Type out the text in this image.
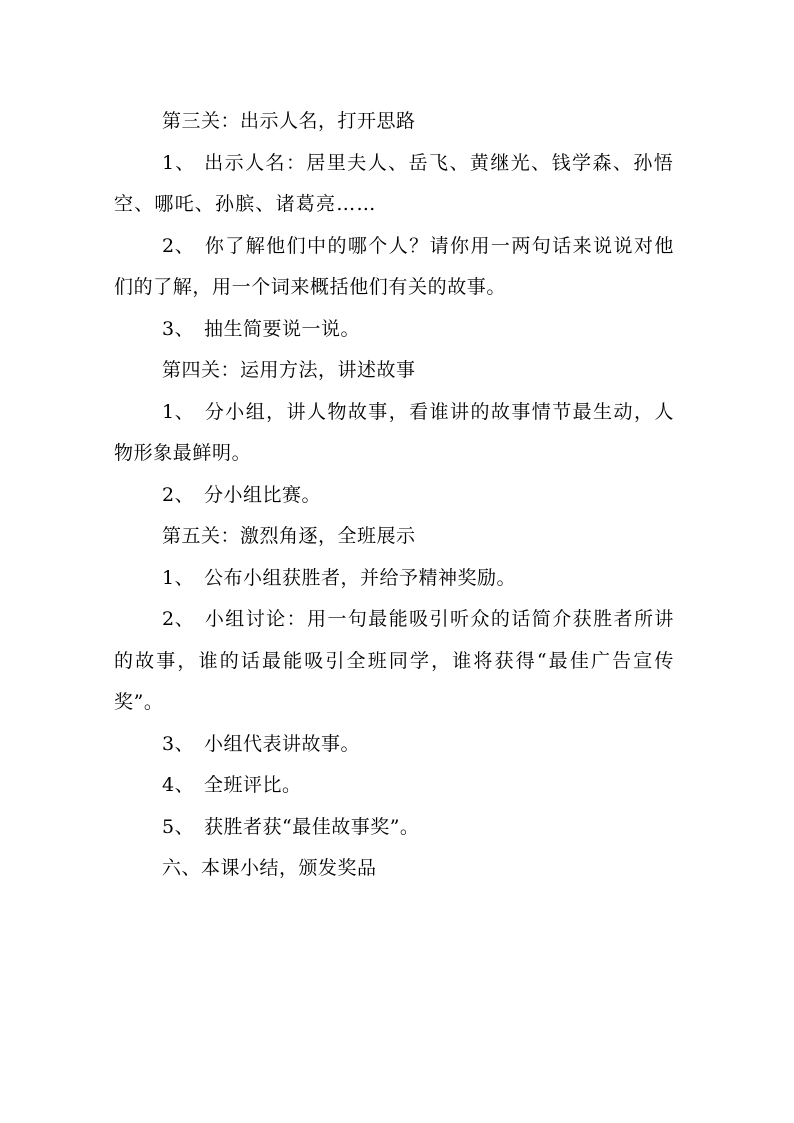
第三关：出示人名，打开思路

1、 出示人名：居里夫人、岳飞、黄继光、钱学森、孙悟空、哪吒、孙膑、诸葛亮……

2、 你了解他们中的哪个人？请你用一两句话来说说对他们的了解，用一个词来概括他们有关的故事。

3、 抽生简要说一说。

第四关：运用方法，讲述故事

1、 分小组，讲人物故事，看谁讲的故事情节最生动，人物形象最鲜明。

2、 分小组比赛。

第五关：激烈角逐，全班展示

1、 公布小组获胜者，并给予精神奖励。

2、 小组讨论：用一句最能吸引听众的话简介获胜者所讲的故事，谁的话最能吸引全班同学，谁将获得“最佳广告宣传奖”。

3、 小组代表讲故事。

4、 全班评比。

5、 获胜者获“最佳故事奖”。

六、本课小结，颁发奖品
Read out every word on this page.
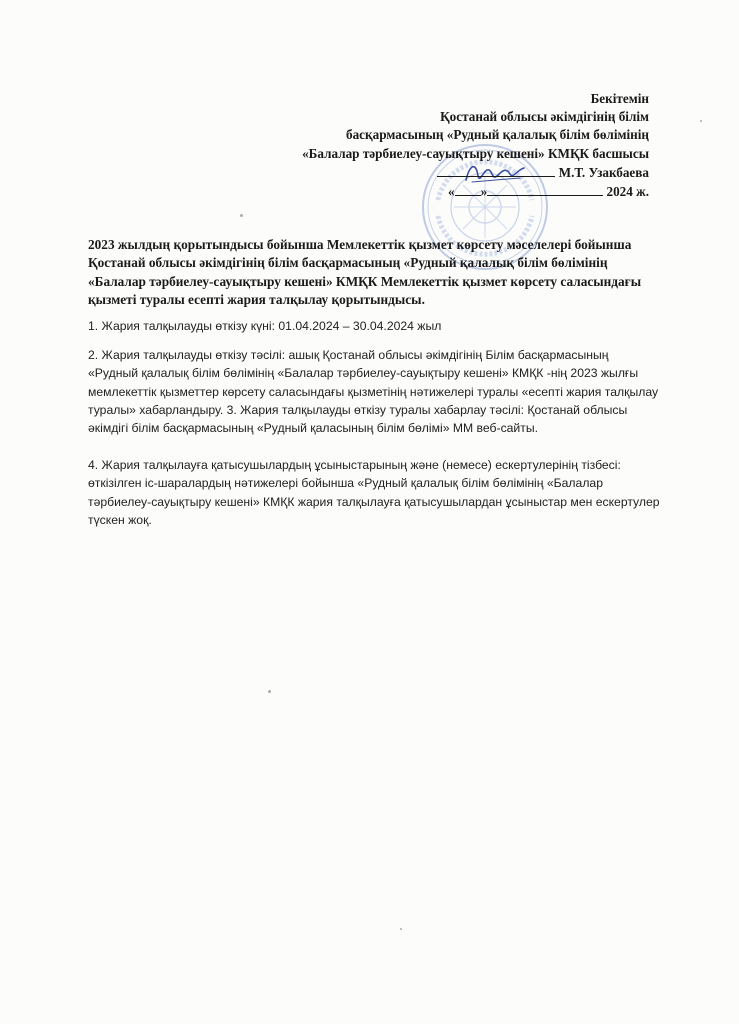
Бекітемін
Қостанай облысы әкімдігінің білім
басқармасының «Рудный қалалық білім бөлімінің
«Балалар тәрбиелеу-сауықтыру кешені» КМҚК басшысы
М.Т. Узакбаева
« »	2024 ж.
2023 жылдың қорытындысы бойынша Мемлекеттік қызмет көрсету мәселелері бойынша Қостанай облысы әкімдігінің білім басқармасының «Рудный қалалық білім бөлімінің «Балалар тәрбиелеу-сауықтыру кешені» КМҚК Мемлекеттік қызмет көрсету саласындағы қызметі туралы есепті жария талқылау қорытындысы.
1. Жария талқылауды өткізу күні: 01.04.2024 – 30.04.2024 жыл
2. Жария талқылауды өткізу тәсілі: ашық Қостанай облысы әкімдігінің Білім басқармасының «Рудный қалалық білім бөлімінің «Балалар тәрбиелеу-сауықтыру кешені» КМҚК -нің 2023 жылғы мемлекеттік қызметтер көрсету саласындағы қызметінің нәтижелері туралы «есепті жария талқылау туралы» хабарландыру. 3. Жария талқылауды өткізу туралы хабарлау тәсілі: Қостанай облысы әкімдігі білім басқармасының «Рудный қаласының білім бөлімі» ММ веб-сайты.
4. Жария талқылауға қатысушылардың ұсыныстарының және (немесе) ескертулерінің тізбесі: өткізілген іс-шаралардың нәтижелері бойынша «Рудный қалалық білім бөлімінің «Балалар тәрбиелеу-сауықтыру кешені» КМҚК жария талқылауға қатысушылардан ұсыныстар мен ескертулер түскен жоқ.
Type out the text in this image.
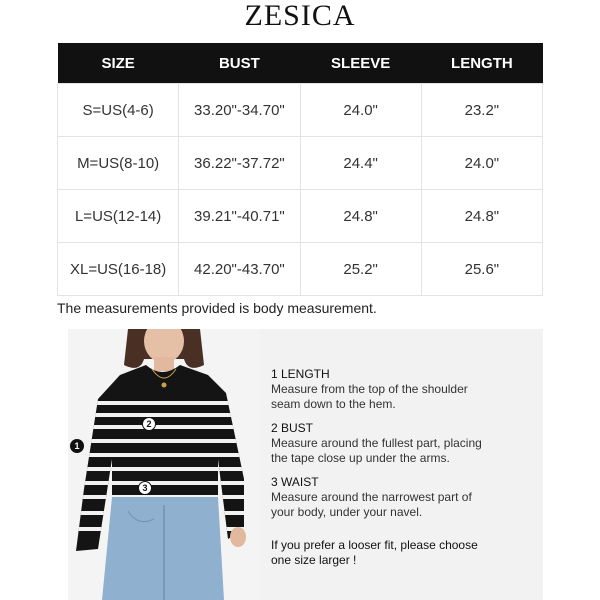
ZESICA
SIZE	BUST	SLEEVE	LENGTH
S=US(4-6)	33.20"-34.70"	24.0"	23.2"
M=US(8-10)	36.22"-37.72"	24.4"	24.0"
L=US(12-14)	39.21"-40.71"	24.8"	24.8"
XL=US(16-18)	42.20"-43.70"	25.2"	25.6"
The measurements provided is body measurement.
1
2
3
1 LENGTH
Measure from the top of the shoulder
seam down to the hem.
2 BUST
Measure around the fullest part, placing
the tape close up under the arms.
3 WAIST
Measure around the narrowest part of
your body, under your navel.
If you prefer a looser fit, please choose
one size larger !
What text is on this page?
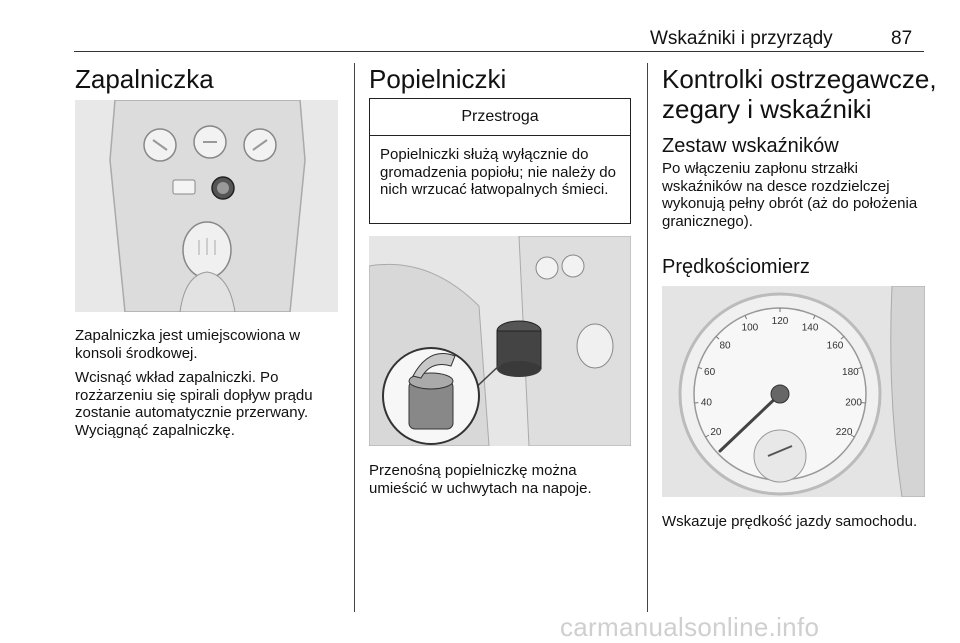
Wskaźniki i przyrządy	87
Zapalniczka

Zapalniczka jest umiejscowiona w konsoli środkowej.

Wcisnąć wkład zapalniczki. Po rozżarzeniu się spirali dopływ prądu zostanie automatycznie przerwany. Wyciągnąć zapalniczkę.

Popielniczki
Przestroga
Popielniczki służą wyłącznie do gromadzenia popiołu; nie należy do nich wrzucać łatwopalnych śmieci.

Przenośną popielniczkę można umieścić w uchwytach na napoje.

Kontrolki ostrzegawcze, zegary i wskaźniki
Zestaw wskaźników

Po włączeniu zapłonu strzałki wskaźników na desce rozdzielczej wykonują pełny obrót (aż do położenia granicznego).

Prędkościomierz
20
40
60
80
100
120
140
160
180
200
220

Wskazuje prędkość jazdy samochodu.

carmanualsonline.info
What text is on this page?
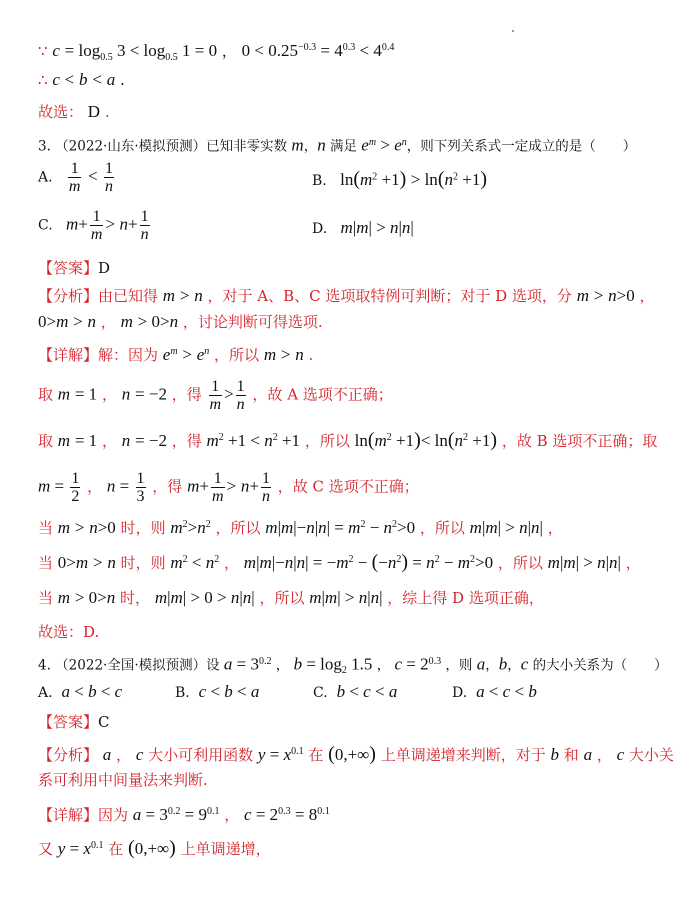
∵ $c = \log_{0.5} 3 < \log_{0.5} 1 = 0$ ， $0 < 0.25^{-0.3} = 4^{0.3} < 4^{0.4}$
∴ c < b < a .
故选： D .
3. （2022·山东·模拟预测）已知非零实数 m，n 满足 $e^m > e^n$，则下列关系式一定成立的是（　　）
A. $\frac{1}{m} < \frac{1}{n}$	B.   $\ln(m^2 +1) > \ln(n^2 +1)$
C.   $m+ \frac{1}{m} > n+ \frac{1}{n}$	D.   m|m| > n|n|
【答案】D
【分析】由已知得 m > n ，对于 A、B、C 选项取特例可判断；对于 D 选项，分 m > n>0 ，
0>m > n ， m > 0>n ，讨论判断可得选项.
【详解】解：因为 $e^m > e^n$ ，所以 m > n .
取 m = 1 ， n = −2 ，得 $\frac{1}{m} > \frac{1}{n}$ ，故 A 选项不正确；
取 m = 1 ， n = −2 ，得 $m^2 +1 < n^2 +1$ ，所以 $\ln(m^2 +1)< \ln(n^2 +1)$ ，故 B 选项不正确；取
$m = \frac{1}{2}$ ， $n = \frac{1}{3}$ ，得 $m+ \frac{1}{m} > n+ \frac{1}{n}$ ，故 C 选项不正确；
当 m > n>0 时，则 $m^2>n^2$ ，所以 $m|m|-n|n| = m^2 - n^2>0$ ，所以 m|m| > n|n| ，
当 0>m > n 时，则 $m^2 < n^2$ ， $m|m|-n|n| = -m^2 - (-n^2) = n^2 - m^2>0$ ，所以 m|m| > n|n| ，
当 m > 0>n 时， m|m| > 0 > n|n| ，所以 m|m| > n|n| ，综上得 D 选项正确，
故选：D.
4. （2022·全国·模拟预测）设 $a = 3^{0.2}$ ， $b = \log_2 1.5$ ， $c = 2^{0.3}$ ，则 a，b，c 的大小关系为（　　）
A.  a < b < c	B.  c < b < a	C.  b < c < a	D.  a < c < b
【答案】C
【分析】 a ， c 大小可利用函数 $y = x^{0.1}$ 在 (0,+∞) 上单调递增来判断，对于 b 和 a ， c 大小关
系可利用中间量法来判断.
【详解】因为 $a = 3^{0.2} = 9^{0.1}$ ， $c = 2^{0.3} = 8^{0.1}$
又 $y = x^{0.1}$ 在 (0,+∞) 上单调递增，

==========

◆ Request:
Restate the records above in full, word for word. Keep pictures out.

◆ Finished exercise:
Type out the text in this image.
第三关：出示人名，打开思路

1、 出示人名：居里夫人、岳飞、黄继光、钱学森、孙悟空、哪吒、孙膑、诸葛亮……

2、 你了解他们中的哪个人？请你用一两句话来说说对他们的了解，用一个词来概括他们有关的故事。

3、 抽生简要说一说。

第四关：运用方法，讲述故事

1、 分小组，讲人物故事，看谁讲的故事情节最生动，人物形象最鲜明。

2、 分小组比赛。

第五关：激烈角逐，全班展示

1、 公布小组获胜者，并给予精神奖励。

2、 小组讨论：用一句最能吸引听众的话简介获胜者所讲的故事，谁的话最能吸引全班同学，谁将获得“最佳广告宣传奖”。

3、 小组代表讲故事。

4、 全班评比。

5、 获胜者获“最佳故事奖”。

六、本课小结，颁发奖品
Read out every word on this page.
Бекітемін
Қостанай облысы әкімдігінің білім
басқармасының «Рудный қалалық білім бөлімінің
«Балалар тәрбиелеу-сауықтыру кешені» КМҚК басшысы
М.Т. Узакбаева
« »	2024 ж.
2023 жылдың қорытындысы бойынша Мемлекеттік қызмет көрсету мәселелері бойынша Қостанай облысы әкімдігінің білім басқармасының «Рудный қалалық білім бөлімінің «Балалар тәрбиелеу-сауықтыру кешені» КМҚК Мемлекеттік қызмет көрсету саласындағы қызметі туралы есепті жария талқылау қорытындысы.
1. Жария талқылауды өткізу күні: 01.04.2024 – 30.04.2024 жыл
2. Жария талқылауды өткізу тәсілі: ашық Қостанай облысы әкімдігінің Білім басқармасының «Рудный қалалық білім бөлімінің «Балалар тәрбиелеу-сауықтыру кешені» КМҚК -нің 2023 жылғы мемлекеттік қызметтер көрсету саласындағы қызметінің нәтижелері туралы «есепті жария талқылау туралы» хабарландыру. 3. Жария талқылауды өткізу туралы хабарлау тәсілі: Қостанай облысы әкімдігі білім басқармасының «Рудный қаласының білім бөлімі» ММ веб-сайты.
4. Жария талқылауға қатысушылардың ұсыныстарының және (немесе) ескертулерінің тізбесі: өткізілген іс-шаралардың нәтижелері бойынша «Рудный қалалық білім бөлімінің «Балалар тәрбиелеу-сауықтыру кешені» КМҚК жария талқылауға қатысушылардан ұсыныстар мен ескертулер түскен жоқ.
Type out the text in this image.
ZESICA
SIZE	BUST	SLEEVE	LENGTH
S=US(4-6)	33.20"-34.70"	24.0"	23.2"
M=US(8-10)	36.22"-37.72"	24.4"	24.0"
L=US(12-14)	39.21"-40.71"	24.8"	24.8"
XL=US(16-18)	42.20"-43.70"	25.2"	25.6"
The measurements provided is body measurement.
1
2
3
1 LENGTH
Measure from the top of the shoulder
seam down to the hem.
2 BUST
Measure around the fullest part, placing
the tape close up under the arms.
3 WAIST
Measure around the narrowest part of
your body, under your navel.
If you prefer a looser fit, please choose
one size larger !
What text is on this page?
Wskaźniki i przyrządy	87
Zapalniczka

Zapalniczka jest umiejscowiona w konsoli środkowej.

Wcisnąć wkład zapalniczki. Po rozżarzeniu się spirali dopływ prądu zostanie automatycznie przerwany. Wyciągnąć zapalniczkę.

Popielniczki
Przestroga
Popielniczki służą wyłącznie do gromadzenia popiołu; nie należy do nich wrzucać łatwopalnych śmieci.

Przenośną popielniczkę można umieścić w uchwytach na napoje.

Kontrolki ostrzegawcze, zegary i wskaźniki
Zestaw wskaźników

Po włączeniu zapłonu strzałki wskaźników na desce rozdzielczej wykonują pełny obrót (aż do położenia granicznego).

Prędkościomierz
20
40
60
80
100
120
140
160
180
200
220

Wskazuje prędkość jazdy samochodu.

carmanualsonline.info
What text is on this page?
∵ $c = \log_{0.5} 3 < \log_{0.5} 1 = 0$ ， $0 < 0.25^{-0.3} = 4^{0.3} < 4^{0.4}$
∴ c < b < a .
故选： D .
3. （2022·山东·模拟预测）已知非零实数 m，n 满足 $e^m > e^n$，则下列关系式一定成立的是（　　）
A. $\frac{1}{m} < \frac{1}{n}$	B.   $\ln(m^2 +1) > \ln(n^2 +1)$
C.   $m+ \frac{1}{m} > n+ \frac{1}{n}$	D.   m|m| > n|n|
【答案】D
【分析】由已知得 m > n ，对于 A、B、C 选项取特例可判断；对于 D 选项，分 m > n>0 ，
0>m > n ， m > 0>n ，讨论判断可得选项.
【详解】解：因为 $e^m > e^n$ ，所以 m > n .
取 m = 1 ， n = −2 ，得 $\frac{1}{m} > \frac{1}{n}$ ，故 A 选项不正确；
取 m = 1 ， n = −2 ，得 $m^2 +1 < n^2 +1$ ，所以 $\ln(m^2 +1)< \ln(n^2 +1)$ ，故 B 选项不正确；取
$m = \frac{1}{2}$ ， $n = \frac{1}{3}$ ，得 $m+ \frac{1}{m} > n+ \frac{1}{n}$ ，故 C 选项不正确；
当 m > n>0 时，则 $m^2>n^2$ ，所以 $m|m|-n|n| = m^2 - n^2>0$ ，所以 m|m| > n|n| ，
当 0>m > n 时，则 $m^2 < n^2$ ， $m|m|-n|n| = -m^2 - (-n^2) = n^2 - m^2>0$ ，所以 m|m| > n|n| ，
当 m > 0>n 时， m|m| > 0 > n|n| ，所以 m|m| > n|n| ，综上得 D 选项正确，
故选：D.
4. （2022·全国·模拟预测）设 $a = 3^{0.2}$ ， $b = \log_2 1.5$ ， $c = 2^{0.3}$ ，则 a，b，c 的大小关系为（　　）
A.  a < b < c	B.  c < b < a	C.  b < c < a	D.  a < c < b
【答案】C
【分析】 a ， c 大小可利用函数 $y = x^{0.1}$ 在 (0,+∞) 上单调递增来判断，对于 b 和 a ， c 大小关
系可利用中间量法来判断.
【详解】因为 $a = 3^{0.2} = 9^{0.1}$ ， $c = 2^{0.3} = 8^{0.1}$
又 $y = x^{0.1}$ 在 (0,+∞) 上单调递增，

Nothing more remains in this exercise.